**RECORDS SHOWN:**
# # # # # # #
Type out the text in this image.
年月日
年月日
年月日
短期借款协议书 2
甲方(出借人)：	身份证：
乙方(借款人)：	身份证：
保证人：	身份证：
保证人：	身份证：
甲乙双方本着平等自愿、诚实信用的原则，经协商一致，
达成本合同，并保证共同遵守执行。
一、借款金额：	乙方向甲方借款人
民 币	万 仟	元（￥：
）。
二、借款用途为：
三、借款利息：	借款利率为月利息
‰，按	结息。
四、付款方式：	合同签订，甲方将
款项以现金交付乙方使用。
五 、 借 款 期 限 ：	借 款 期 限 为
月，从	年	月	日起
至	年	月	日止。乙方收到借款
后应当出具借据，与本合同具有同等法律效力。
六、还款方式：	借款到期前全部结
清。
# # # # # # #
**STATED GOAL:**
Copy the data above in full, character for character.

**SOLUTION TO THIS TASK:**
Type out the text in this image.
年月日
年月日
年月日
短期借款协议书 2
甲方(出借人)：	身份证：
乙方(借款人)：	身份证：
保证人：	身份证：
保证人：	身份证：
甲乙双方本着平等自愿、诚实信用的原则，经协商一致，
达成本合同，并保证共同遵守执行。
一、借款金额：	乙方向甲方借款人
民 币	万 仟	元（￥：
）。
二、借款用途为：
三、借款利息：	借款利率为月利息
‰，按	结息。
四、付款方式：	合同签订，甲方将
款项以现金交付乙方使用。
五 、 借 款 期 限 ：	借 款 期 限 为
月，从	年	月	日起
至	年	月	日止。乙方收到借款
后应当出具借据，与本合同具有同等法律效力。
六、还款方式：	借款到期前全部结
清。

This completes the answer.